§ **Exercise instructions**
Report how many lines below contain the word "operations", and give only that number.

§ **Dataset records**
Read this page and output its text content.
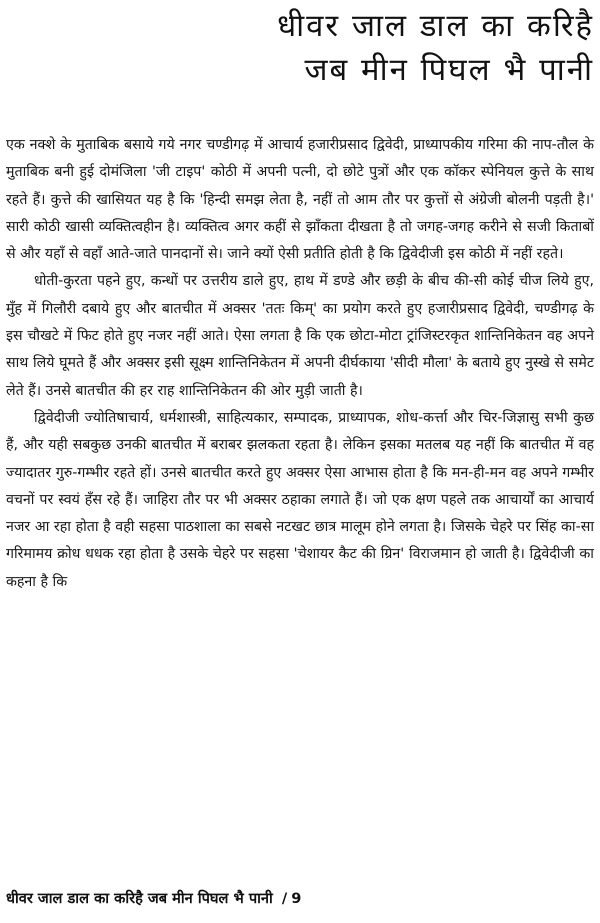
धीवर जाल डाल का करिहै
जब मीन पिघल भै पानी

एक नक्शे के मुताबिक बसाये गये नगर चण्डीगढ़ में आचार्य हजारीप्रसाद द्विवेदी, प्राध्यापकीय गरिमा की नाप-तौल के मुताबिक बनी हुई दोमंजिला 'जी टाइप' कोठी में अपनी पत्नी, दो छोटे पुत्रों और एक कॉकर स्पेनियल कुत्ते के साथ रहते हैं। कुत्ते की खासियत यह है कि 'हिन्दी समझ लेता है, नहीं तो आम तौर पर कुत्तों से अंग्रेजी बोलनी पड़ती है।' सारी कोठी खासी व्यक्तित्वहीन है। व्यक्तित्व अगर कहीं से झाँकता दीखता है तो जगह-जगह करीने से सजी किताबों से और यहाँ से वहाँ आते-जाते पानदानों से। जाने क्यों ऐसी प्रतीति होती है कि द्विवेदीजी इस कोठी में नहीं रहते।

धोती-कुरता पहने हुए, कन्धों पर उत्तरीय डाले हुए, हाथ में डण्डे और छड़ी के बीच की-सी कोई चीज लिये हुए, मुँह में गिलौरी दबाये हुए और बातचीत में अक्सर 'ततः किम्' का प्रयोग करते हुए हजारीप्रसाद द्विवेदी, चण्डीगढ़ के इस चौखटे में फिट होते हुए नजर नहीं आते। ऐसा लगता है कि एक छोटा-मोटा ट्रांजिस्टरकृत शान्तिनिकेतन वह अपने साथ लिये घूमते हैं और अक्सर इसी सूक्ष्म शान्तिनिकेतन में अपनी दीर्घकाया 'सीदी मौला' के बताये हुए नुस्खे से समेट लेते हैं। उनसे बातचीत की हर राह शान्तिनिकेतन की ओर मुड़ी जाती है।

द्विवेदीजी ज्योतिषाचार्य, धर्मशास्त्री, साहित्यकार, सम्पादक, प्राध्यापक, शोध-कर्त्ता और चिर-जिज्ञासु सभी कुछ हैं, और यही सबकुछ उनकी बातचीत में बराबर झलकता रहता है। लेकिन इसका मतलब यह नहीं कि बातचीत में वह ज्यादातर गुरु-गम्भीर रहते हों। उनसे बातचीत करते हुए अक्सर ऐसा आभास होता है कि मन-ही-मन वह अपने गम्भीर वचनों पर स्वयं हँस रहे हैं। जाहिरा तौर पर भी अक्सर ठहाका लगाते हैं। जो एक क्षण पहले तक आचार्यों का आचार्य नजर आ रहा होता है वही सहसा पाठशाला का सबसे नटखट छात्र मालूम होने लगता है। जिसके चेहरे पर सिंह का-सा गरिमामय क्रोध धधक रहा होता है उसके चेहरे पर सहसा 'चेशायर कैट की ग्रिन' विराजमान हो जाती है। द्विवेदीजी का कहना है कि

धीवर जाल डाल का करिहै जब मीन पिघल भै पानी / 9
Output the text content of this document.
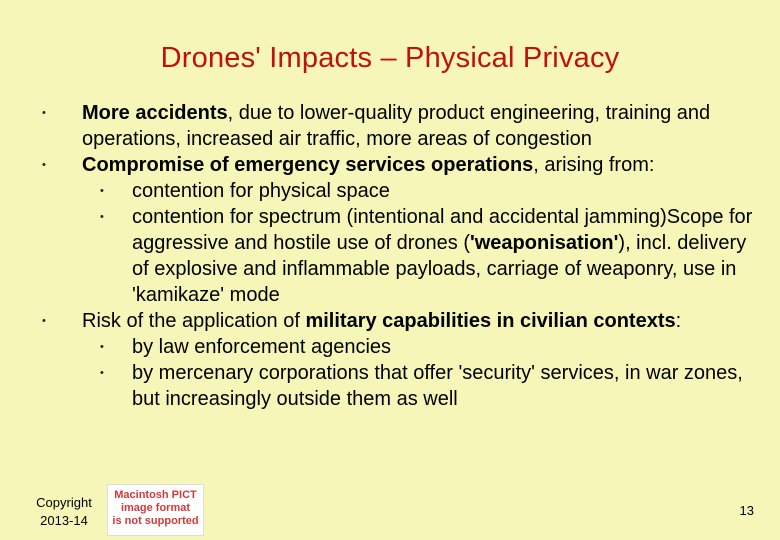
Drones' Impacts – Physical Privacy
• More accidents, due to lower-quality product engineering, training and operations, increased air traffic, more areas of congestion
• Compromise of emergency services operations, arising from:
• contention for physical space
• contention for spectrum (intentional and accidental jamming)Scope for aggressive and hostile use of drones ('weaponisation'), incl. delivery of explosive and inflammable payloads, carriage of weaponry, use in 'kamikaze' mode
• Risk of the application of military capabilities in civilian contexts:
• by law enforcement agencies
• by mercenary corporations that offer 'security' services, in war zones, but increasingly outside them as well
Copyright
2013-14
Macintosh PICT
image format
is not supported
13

§ **Output for this task**
2